▶ EXTRACTED MATERIAL
--------------------------------

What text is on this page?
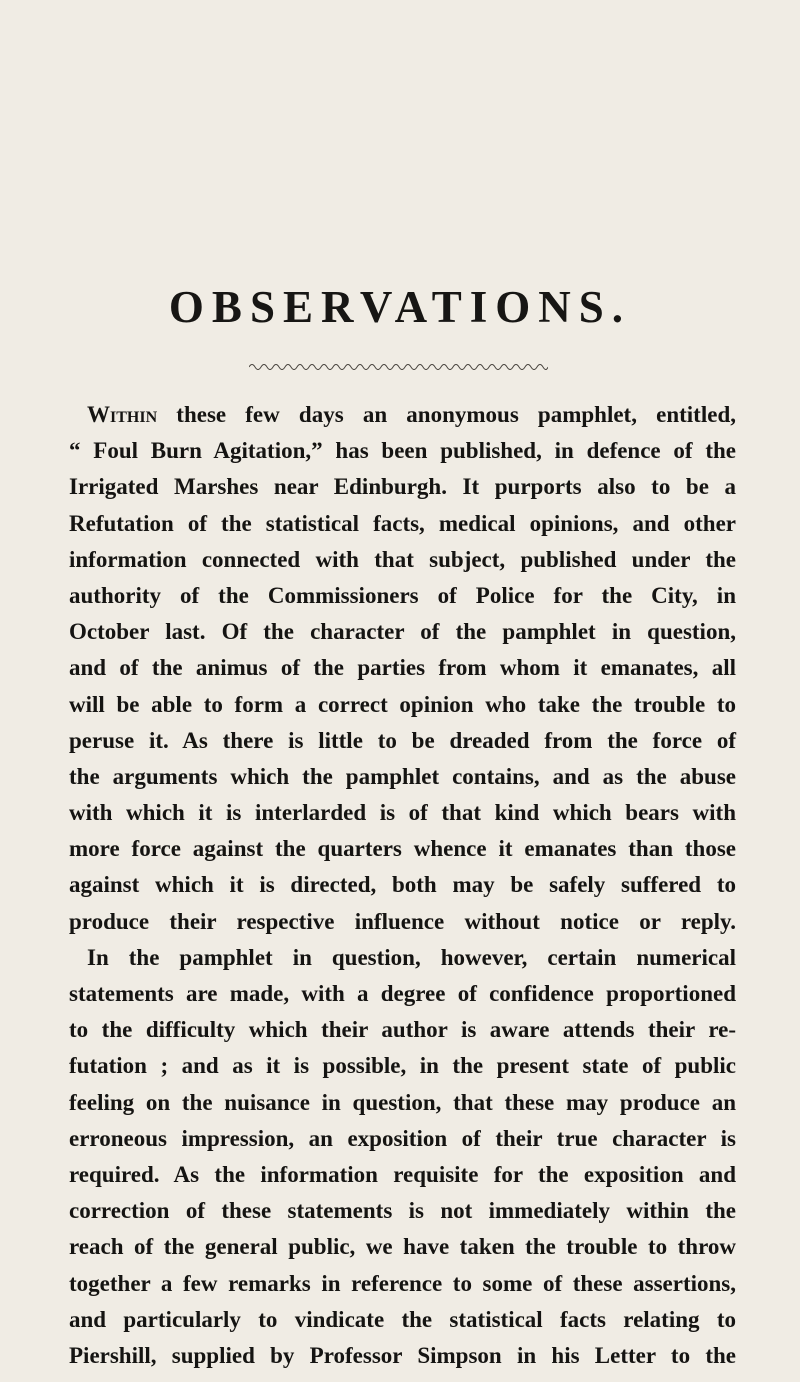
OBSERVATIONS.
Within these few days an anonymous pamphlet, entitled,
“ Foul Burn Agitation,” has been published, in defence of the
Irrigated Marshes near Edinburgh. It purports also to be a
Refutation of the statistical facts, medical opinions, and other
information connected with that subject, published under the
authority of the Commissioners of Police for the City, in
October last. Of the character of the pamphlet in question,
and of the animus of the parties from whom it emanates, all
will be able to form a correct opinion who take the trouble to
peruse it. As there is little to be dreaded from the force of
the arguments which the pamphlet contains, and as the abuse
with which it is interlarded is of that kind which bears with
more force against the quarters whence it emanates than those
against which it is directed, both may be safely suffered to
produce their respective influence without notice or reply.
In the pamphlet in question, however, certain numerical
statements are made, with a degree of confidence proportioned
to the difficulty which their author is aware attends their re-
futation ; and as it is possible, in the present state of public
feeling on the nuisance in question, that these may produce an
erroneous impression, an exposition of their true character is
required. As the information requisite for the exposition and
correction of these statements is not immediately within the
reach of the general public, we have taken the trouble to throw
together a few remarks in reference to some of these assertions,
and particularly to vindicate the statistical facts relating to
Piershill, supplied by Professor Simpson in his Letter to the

--------------------------------

▶ THE REQUEST
Which lines contain the word "public"? Copy each one.

▶ RESULT FOR THIS EXERCISE
futation ; and as it is possible, in the present state of public
reach of the general public, we have taken the trouble to throw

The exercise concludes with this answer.